_Page excerpt:_
The INDIGO cable system spans 9200km, consists of two distinct cable projects, Indigo West of 4600km connecting Singapore to Perth via Jakarta, and Indigo Central of 4600km connecting Perth to Sydney.

The INDIGO cable system is designed with two fibre pairs, with a design capacity of around 36 Tbps and option to expand in the future. INDIGO cable system features new spectrum-sharing technology, each consortium member can deploy its own SLTE, upgrade their networks and enable capacity increases on demand independently. The INDIGO cable system has been ready for service since the end of May 2019.

The Grand Bassam
Length: 7,000km
Linking: Senegal to Cote D’Ivoire

The deployment is also notable because it is the first commercial cable in service to deploy submarine spectrum sharing functionality to deepen infrastructure sharing required to lower the cost of delivering broadband services to West Africa. Following the landing at the Grand Bassam beach in Abidjan, the cable will be connected to an existing branching unit on the MainOne cable trunk already strategically located offshore.

_Given information:_
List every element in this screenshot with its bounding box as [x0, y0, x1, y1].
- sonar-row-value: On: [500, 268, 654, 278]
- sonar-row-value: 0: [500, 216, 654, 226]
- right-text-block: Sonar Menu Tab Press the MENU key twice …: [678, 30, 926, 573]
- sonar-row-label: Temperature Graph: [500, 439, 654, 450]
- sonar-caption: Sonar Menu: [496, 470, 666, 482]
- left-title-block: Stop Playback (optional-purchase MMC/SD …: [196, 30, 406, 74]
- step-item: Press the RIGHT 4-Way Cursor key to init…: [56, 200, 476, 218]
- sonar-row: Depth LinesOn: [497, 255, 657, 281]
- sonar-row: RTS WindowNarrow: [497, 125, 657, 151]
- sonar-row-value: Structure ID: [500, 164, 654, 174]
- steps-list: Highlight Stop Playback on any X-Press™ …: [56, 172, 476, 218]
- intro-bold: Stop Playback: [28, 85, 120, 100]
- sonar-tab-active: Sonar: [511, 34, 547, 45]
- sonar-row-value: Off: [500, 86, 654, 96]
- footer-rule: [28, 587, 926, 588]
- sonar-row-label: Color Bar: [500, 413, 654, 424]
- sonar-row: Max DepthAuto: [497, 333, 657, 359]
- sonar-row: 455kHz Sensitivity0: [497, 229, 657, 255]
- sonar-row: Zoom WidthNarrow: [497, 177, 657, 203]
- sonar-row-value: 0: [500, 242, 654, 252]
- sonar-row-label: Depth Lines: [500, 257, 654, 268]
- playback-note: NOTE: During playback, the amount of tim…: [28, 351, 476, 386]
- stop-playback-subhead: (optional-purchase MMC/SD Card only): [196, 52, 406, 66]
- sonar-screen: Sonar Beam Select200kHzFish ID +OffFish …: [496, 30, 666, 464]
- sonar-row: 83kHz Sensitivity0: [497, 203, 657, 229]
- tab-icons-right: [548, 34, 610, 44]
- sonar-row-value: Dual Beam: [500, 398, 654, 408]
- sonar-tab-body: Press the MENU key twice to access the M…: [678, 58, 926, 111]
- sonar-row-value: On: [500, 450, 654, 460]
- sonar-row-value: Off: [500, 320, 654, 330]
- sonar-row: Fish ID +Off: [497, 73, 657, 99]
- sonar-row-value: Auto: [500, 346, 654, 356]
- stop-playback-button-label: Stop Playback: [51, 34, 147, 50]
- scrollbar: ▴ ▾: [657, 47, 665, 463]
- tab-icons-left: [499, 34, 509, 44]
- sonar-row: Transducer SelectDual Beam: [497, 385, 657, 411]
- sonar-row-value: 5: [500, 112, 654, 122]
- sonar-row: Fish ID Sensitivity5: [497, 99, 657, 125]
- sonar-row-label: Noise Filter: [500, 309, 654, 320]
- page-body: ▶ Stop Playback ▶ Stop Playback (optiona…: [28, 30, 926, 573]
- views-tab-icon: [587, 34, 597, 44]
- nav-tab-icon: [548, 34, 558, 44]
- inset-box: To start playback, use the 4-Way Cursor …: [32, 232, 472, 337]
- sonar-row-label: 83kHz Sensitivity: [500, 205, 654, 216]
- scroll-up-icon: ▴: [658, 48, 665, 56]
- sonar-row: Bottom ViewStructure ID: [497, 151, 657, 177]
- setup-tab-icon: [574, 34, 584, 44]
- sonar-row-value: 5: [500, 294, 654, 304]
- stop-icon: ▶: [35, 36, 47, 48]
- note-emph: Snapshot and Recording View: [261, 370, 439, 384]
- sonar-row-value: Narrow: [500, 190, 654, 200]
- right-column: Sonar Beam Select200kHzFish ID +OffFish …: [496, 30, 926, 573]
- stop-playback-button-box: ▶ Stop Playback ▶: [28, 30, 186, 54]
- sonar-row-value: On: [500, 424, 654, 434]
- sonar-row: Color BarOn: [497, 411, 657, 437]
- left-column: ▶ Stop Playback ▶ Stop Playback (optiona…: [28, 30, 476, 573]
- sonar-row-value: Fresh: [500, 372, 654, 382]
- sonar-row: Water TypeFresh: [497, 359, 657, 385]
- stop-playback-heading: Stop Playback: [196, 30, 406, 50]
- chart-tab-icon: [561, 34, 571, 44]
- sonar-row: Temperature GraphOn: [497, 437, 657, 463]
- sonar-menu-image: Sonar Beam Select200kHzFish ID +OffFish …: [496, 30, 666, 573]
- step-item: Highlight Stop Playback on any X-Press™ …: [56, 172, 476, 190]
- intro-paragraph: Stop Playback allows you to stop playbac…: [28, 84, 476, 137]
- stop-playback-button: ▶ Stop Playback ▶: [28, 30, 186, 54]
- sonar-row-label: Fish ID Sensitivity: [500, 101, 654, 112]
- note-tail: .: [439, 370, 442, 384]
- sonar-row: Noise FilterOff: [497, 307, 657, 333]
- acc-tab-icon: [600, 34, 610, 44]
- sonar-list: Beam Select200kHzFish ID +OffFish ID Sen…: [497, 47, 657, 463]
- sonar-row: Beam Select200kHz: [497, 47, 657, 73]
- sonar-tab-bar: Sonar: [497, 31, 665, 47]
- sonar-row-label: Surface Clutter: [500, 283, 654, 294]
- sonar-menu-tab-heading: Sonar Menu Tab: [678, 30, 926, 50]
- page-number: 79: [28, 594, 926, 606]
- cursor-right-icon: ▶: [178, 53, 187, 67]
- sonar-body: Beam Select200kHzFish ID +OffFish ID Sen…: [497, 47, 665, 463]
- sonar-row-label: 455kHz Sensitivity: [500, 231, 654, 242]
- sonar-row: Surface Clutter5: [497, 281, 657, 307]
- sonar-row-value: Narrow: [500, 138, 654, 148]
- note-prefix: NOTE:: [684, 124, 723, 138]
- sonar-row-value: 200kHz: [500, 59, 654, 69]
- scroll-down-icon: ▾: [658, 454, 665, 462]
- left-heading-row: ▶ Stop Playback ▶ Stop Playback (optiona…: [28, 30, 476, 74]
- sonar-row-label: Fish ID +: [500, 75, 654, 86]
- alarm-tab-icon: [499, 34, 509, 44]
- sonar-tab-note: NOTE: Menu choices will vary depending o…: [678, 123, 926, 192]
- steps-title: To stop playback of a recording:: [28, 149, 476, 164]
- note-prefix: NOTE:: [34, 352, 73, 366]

_Things to do:_
[a] In the submarine cable excerpt, since when has the INDIGO cable system been ready for service?
[b] Summarize the submarine cable excerpt in two sentences.
[c] Carry on the submarine cable excerpt from its last sentence.

_Responses for each task:_
[a] Since the end of May 2019.

[b] The INDIGO cable system spans 9,200 km in two 4,600 km projects linking Singapore, Jakarta, Perth and Sydney, with two fiber pairs, a design capacity of around 36 Tbps, spectrum-sharing technology, and service since the end of May 2019. A 7,000 km cable linking Senegal to Cote D'Ivoire will be connected to an existing branching unit on the MainOne cable trunk after landing at Grand Bassam beach in Abidjan.

[c]
Chennai-A&N Islands
Length: 2,300km
Linking: Islands of Havelock, Little Andaman, Car Nicobar, Kamorta, the Great Nicobar Islands, Long Island, and Rangat

India based enterprise Bharat Sanchar Nigam Limited (BSNL) and NEC Technologies India (NECTI) announced that a purchase order was placed by BSNL for NECTI to design, engineer, supply, install, test and implement an optical submarine cable system connecting Chennai and the Andaman & Nicobar Islands (A&N Islands). NEC Corporation, the parent company of NECTI, will manufacture the optical submarine cable and provide technical assistance during the turnkey implementation.